#### TASK DIRECTIONS
The records below should be written out again, exactly.

#### INPUT MATERIAL
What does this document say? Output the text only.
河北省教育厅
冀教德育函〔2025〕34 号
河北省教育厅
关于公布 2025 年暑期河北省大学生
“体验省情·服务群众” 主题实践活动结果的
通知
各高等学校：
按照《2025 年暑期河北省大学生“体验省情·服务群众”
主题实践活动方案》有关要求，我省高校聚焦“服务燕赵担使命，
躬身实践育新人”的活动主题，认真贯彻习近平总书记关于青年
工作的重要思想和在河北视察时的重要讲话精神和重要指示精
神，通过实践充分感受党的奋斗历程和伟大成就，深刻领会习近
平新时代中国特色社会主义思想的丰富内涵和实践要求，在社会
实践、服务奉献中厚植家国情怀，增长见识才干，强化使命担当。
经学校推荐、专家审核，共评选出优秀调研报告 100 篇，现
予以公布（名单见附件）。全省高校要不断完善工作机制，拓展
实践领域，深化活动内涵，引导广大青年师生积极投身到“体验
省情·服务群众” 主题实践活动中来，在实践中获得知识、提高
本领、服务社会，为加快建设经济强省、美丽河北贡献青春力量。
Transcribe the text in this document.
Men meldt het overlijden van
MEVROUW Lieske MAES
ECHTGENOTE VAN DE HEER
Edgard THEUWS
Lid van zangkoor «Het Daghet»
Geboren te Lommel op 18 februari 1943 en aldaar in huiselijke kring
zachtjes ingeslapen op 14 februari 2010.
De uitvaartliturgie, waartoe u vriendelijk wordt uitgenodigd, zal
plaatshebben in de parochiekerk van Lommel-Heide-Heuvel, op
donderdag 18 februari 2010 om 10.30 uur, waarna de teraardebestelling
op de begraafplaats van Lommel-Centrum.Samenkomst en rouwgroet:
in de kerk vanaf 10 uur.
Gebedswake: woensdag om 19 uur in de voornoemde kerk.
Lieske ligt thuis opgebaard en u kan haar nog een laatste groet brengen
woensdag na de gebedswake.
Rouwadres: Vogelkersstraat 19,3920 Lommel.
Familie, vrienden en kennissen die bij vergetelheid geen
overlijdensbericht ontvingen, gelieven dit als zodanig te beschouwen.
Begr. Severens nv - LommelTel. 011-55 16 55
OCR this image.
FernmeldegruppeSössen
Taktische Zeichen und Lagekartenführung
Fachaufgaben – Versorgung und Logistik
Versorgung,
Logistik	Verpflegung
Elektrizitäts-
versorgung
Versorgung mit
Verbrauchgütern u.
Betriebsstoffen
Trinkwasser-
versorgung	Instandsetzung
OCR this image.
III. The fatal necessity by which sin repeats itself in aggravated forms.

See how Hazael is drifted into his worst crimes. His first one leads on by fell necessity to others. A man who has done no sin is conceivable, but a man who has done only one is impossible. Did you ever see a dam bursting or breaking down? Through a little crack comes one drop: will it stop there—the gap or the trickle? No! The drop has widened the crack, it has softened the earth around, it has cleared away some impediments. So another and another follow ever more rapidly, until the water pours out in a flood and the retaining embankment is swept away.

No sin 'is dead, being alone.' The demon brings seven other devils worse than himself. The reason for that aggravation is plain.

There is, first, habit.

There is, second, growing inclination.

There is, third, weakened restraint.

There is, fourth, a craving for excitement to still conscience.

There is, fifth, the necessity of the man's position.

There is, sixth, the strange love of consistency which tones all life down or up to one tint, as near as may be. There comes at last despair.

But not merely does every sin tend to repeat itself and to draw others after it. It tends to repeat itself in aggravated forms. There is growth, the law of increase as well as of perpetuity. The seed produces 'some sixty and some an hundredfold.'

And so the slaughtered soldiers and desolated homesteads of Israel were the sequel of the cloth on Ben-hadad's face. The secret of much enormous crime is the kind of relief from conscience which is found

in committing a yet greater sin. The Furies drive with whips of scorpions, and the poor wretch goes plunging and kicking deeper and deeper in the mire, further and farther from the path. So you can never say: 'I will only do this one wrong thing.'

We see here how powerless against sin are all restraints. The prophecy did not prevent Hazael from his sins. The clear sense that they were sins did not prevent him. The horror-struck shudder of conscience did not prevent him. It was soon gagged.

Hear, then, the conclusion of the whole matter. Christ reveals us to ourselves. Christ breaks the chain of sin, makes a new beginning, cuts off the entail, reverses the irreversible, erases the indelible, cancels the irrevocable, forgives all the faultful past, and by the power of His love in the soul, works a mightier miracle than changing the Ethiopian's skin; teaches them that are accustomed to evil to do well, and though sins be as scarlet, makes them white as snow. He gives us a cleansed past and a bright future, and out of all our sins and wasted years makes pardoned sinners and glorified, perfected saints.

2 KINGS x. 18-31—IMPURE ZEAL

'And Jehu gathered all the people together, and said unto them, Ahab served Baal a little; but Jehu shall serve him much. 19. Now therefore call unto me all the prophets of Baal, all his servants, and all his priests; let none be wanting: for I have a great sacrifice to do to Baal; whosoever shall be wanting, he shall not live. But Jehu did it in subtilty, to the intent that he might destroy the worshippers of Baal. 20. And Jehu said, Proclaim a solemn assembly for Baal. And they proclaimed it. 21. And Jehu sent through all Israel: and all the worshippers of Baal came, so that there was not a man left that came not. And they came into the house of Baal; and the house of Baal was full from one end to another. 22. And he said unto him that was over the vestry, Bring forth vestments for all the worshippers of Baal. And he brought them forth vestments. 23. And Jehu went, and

#### WRITTEN RESPONSE
What does this document say? Output the text only.
河北省教育厅
冀教德育函〔2025〕34 号
河北省教育厅
关于公布 2025 年暑期河北省大学生
“体验省情·服务群众” 主题实践活动结果的
通知
各高等学校：
按照《2025 年暑期河北省大学生“体验省情·服务群众”
主题实践活动方案》有关要求，我省高校聚焦“服务燕赵担使命，
躬身实践育新人”的活动主题，认真贯彻习近平总书记关于青年
工作的重要思想和在河北视察时的重要讲话精神和重要指示精
神，通过实践充分感受党的奋斗历程和伟大成就，深刻领会习近
平新时代中国特色社会主义思想的丰富内涵和实践要求，在社会
实践、服务奉献中厚植家国情怀，增长见识才干，强化使命担当。
经学校推荐、专家审核，共评选出优秀调研报告 100 篇，现
予以公布（名单见附件）。全省高校要不断完善工作机制，拓展
实践领域，深化活动内涵，引导广大青年师生积极投身到“体验
省情·服务群众” 主题实践活动中来，在实践中获得知识、提高
本领、服务社会，为加快建设经济强省、美丽河北贡献青春力量。
Transcribe the text in this document.
Men meldt het overlijden van
MEVROUW Lieske MAES
ECHTGENOTE VAN DE HEER
Edgard THEUWS
Lid van zangkoor «Het Daghet»
Geboren te Lommel op 18 februari 1943 en aldaar in huiselijke kring
zachtjes ingeslapen op 14 februari 2010.
De uitvaartliturgie, waartoe u vriendelijk wordt uitgenodigd, zal
plaatshebben in de parochiekerk van Lommel-Heide-Heuvel, op
donderdag 18 februari 2010 om 10.30 uur, waarna de teraardebestelling
op de begraafplaats van Lommel-Centrum.Samenkomst en rouwgroet:
in de kerk vanaf 10 uur.
Gebedswake: woensdag om 19 uur in de voornoemde kerk.
Lieske ligt thuis opgebaard en u kan haar nog een laatste groet brengen
woensdag na de gebedswake.
Rouwadres: Vogelkersstraat 19,3920 Lommel.
Familie, vrienden en kennissen die bij vergetelheid geen
overlijdensbericht ontvingen, gelieven dit als zodanig te beschouwen.
Begr. Severens nv - LommelTel. 011-55 16 55
OCR this image.
FernmeldegruppeSössen
Taktische Zeichen und Lagekartenführung
Fachaufgaben – Versorgung und Logistik
Versorgung,
Logistik	Verpflegung
Elektrizitäts-
versorgung
Versorgung mit
Verbrauchgütern u.
Betriebsstoffen
Trinkwasser-
versorgung	Instandsetzung
OCR this image.
III. The fatal necessity by which sin repeats itself in aggravated forms.

See how Hazael is drifted into his worst crimes. His first one leads on by fell necessity to others. A man who has done no sin is conceivable, but a man who has done only one is impossible. Did you ever see a dam bursting or breaking down? Through a little crack comes one drop: will it stop there—the gap or the trickle? No! The drop has widened the crack, it has softened the earth around, it has cleared away some impediments. So another and another follow ever more rapidly, until the water pours out in a flood and the retaining embankment is swept away.

No sin 'is dead, being alone.' The demon brings seven other devils worse than himself. The reason for that aggravation is plain.

There is, first, habit.

There is, second, growing inclination.

There is, third, weakened restraint.

There is, fourth, a craving for excitement to still conscience.

There is, fifth, the necessity of the man's position.

There is, sixth, the strange love of consistency which tones all life down or up to one tint, as near as may be. There comes at last despair.

But not merely does every sin tend to repeat itself and to draw others after it. It tends to repeat itself in aggravated forms. There is growth, the law of increase as well as of perpetuity. The seed produces 'some sixty and some an hundredfold.'

And so the slaughtered soldiers and desolated homesteads of Israel were the sequel of the cloth on Ben-hadad's face. The secret of much enormous crime is the kind of relief from conscience which is found

in committing a yet greater sin. The Furies drive with whips of scorpions, and the poor wretch goes plunging and kicking deeper and deeper in the mire, further and farther from the path. So you can never say: 'I will only do this one wrong thing.'

We see here how powerless against sin are all restraints. The prophecy did not prevent Hazael from his sins. The clear sense that they were sins did not prevent him. The horror-struck shudder of conscience did not prevent him. It was soon gagged.

Hear, then, the conclusion of the whole matter. Christ reveals us to ourselves. Christ breaks the chain of sin, makes a new beginning, cuts off the entail, reverses the irreversible, erases the indelible, cancels the irrevocable, forgives all the faultful past, and by the power of His love in the soul, works a mightier miracle than changing the Ethiopian's skin; teaches them that are accustomed to evil to do well, and though sins be as scarlet, makes them white as snow. He gives us a cleansed past and a bright future, and out of all our sins and wasted years makes pardoned sinners and glorified, perfected saints.

2 KINGS x. 18-31—IMPURE ZEAL

'And Jehu gathered all the people together, and said unto them, Ahab served Baal a little; but Jehu shall serve him much. 19. Now therefore call unto me all the prophets of Baal, all his servants, and all his priests; let none be wanting: for I have a great sacrifice to do to Baal; whosoever shall be wanting, he shall not live. But Jehu did it in subtilty, to the intent that he might destroy the worshippers of Baal. 20. And Jehu said, Proclaim a solemn assembly for Baal. And they proclaimed it. 21. And Jehu sent through all Israel: and all the worshippers of Baal came, so that there was not a man left that came not. And they came into the house of Baal; and the house of Baal was full from one end to another. 22. And he said unto him that was over the vestry, Bring forth vestments for all the worshippers of Baal. And he brought them forth vestments. 23. And Jehu went, and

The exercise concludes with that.